=== Data records ===
##########
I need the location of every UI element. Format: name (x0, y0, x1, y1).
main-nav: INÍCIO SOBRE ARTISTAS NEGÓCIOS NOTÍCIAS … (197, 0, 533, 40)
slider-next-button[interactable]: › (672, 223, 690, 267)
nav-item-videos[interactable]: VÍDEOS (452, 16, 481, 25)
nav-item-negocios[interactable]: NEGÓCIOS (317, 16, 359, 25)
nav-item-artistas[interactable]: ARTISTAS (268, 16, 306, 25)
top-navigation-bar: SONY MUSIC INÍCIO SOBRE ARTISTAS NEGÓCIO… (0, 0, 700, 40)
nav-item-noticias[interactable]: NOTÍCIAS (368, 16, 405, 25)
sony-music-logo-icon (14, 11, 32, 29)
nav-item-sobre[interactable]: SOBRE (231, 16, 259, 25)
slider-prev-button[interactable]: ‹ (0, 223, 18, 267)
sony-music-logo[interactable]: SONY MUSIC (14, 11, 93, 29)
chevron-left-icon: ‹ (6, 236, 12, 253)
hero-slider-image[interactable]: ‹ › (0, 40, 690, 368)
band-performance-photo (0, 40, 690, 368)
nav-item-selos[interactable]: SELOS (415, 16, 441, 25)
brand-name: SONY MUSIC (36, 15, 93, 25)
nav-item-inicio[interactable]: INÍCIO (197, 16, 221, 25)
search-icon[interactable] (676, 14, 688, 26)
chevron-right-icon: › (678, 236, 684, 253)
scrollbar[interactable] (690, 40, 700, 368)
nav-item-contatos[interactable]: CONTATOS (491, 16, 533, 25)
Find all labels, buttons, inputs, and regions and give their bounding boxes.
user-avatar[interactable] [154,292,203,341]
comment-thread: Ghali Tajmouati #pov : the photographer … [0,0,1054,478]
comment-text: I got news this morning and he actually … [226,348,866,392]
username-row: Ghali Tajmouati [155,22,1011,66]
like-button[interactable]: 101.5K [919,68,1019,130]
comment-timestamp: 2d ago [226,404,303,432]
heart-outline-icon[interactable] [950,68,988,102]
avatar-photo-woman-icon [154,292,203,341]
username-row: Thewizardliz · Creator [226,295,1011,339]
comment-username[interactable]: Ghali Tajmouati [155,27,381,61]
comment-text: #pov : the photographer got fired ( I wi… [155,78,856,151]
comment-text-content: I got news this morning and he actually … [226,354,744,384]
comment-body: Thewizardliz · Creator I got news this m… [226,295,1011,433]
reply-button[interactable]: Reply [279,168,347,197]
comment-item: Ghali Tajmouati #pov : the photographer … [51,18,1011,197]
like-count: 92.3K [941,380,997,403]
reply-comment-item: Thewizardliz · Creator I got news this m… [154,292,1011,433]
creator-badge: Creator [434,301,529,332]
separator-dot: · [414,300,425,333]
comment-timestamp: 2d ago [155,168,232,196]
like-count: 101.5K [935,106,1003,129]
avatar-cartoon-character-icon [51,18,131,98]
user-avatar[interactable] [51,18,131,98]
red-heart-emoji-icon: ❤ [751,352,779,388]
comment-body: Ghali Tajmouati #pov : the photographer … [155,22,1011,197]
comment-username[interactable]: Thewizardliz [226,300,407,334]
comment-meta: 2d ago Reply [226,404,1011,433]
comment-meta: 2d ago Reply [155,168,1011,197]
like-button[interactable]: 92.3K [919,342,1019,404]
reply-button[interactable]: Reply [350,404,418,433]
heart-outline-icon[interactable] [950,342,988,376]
##########
=== Task instructions ===
Copy every line of the items above without changing anything.

=== Final answer ===
I need the location of every UI element. Format: name (x0, y0, x1, y1).
main-nav: INÍCIO SOBRE ARTISTAS NEGÓCIOS NOTÍCIAS … (197, 0, 533, 40)
slider-next-button[interactable]: › (672, 223, 690, 267)
nav-item-videos[interactable]: VÍDEOS (452, 16, 481, 25)
nav-item-negocios[interactable]: NEGÓCIOS (317, 16, 359, 25)
nav-item-artistas[interactable]: ARTISTAS (268, 16, 306, 25)
top-navigation-bar: SONY MUSIC INÍCIO SOBRE ARTISTAS NEGÓCIO… (0, 0, 700, 40)
nav-item-noticias[interactable]: NOTÍCIAS (368, 16, 405, 25)
sony-music-logo-icon (14, 11, 32, 29)
nav-item-sobre[interactable]: SOBRE (231, 16, 259, 25)
slider-prev-button[interactable]: ‹ (0, 223, 18, 267)
sony-music-logo[interactable]: SONY MUSIC (14, 11, 93, 29)
chevron-left-icon: ‹ (6, 236, 12, 253)
hero-slider-image[interactable]: ‹ › (0, 40, 690, 368)
band-performance-photo (0, 40, 690, 368)
nav-item-selos[interactable]: SELOS (415, 16, 441, 25)
brand-name: SONY MUSIC (36, 15, 93, 25)
nav-item-inicio[interactable]: INÍCIO (197, 16, 221, 25)
search-icon[interactable] (676, 14, 688, 26)
chevron-right-icon: › (678, 236, 684, 253)
scrollbar[interactable] (690, 40, 700, 368)
nav-item-contatos[interactable]: CONTATOS (491, 16, 533, 25)
Find all labels, buttons, inputs, and regions and give their bounding boxes.
user-avatar[interactable] [154,292,203,341]
comment-thread: Ghali Tajmouati #pov : the photographer … [0,0,1054,478]
comment-text: I got news this morning and he actually … [226,348,866,392]
username-row: Ghali Tajmouati [155,22,1011,66]
like-button[interactable]: 101.5K [919,68,1019,130]
comment-timestamp: 2d ago [226,404,303,432]
heart-outline-icon[interactable] [950,68,988,102]
avatar-photo-woman-icon [154,292,203,341]
username-row: Thewizardliz · Creator [226,295,1011,339]
comment-username[interactable]: Ghali Tajmouati [155,27,381,61]
comment-text: #pov : the photographer got fired ( I wi… [155,78,856,151]
comment-text-content: I got news this morning and he actually … [226,354,744,384]
comment-body: Thewizardliz · Creator I got news this m… [226,295,1011,433]
reply-button[interactable]: Reply [279,168,347,197]
comment-item: Ghali Tajmouati #pov : the photographer … [51,18,1011,197]
like-count: 92.3K [941,380,997,403]
reply-comment-item: Thewizardliz · Creator I got news this m… [154,292,1011,433]
creator-badge: Creator [434,301,529,332]
separator-dot: · [414,300,425,333]
comment-timestamp: 2d ago [155,168,232,196]
like-count: 101.5K [935,106,1003,129]
avatar-cartoon-character-icon [51,18,131,98]
user-avatar[interactable] [51,18,131,98]
red-heart-emoji-icon: ❤ [751,352,779,388]
comment-body: Ghali Tajmouati #pov : the photographer … [155,22,1011,197]
comment-username[interactable]: Thewizardliz [226,300,407,334]
comment-meta: 2d ago Reply [226,404,1011,433]
comment-meta: 2d ago Reply [155,168,1011,197]
like-button[interactable]: 92.3K [919,342,1019,404]
reply-button[interactable]: Reply [350,404,418,433]
heart-outline-icon[interactable] [950,342,988,376]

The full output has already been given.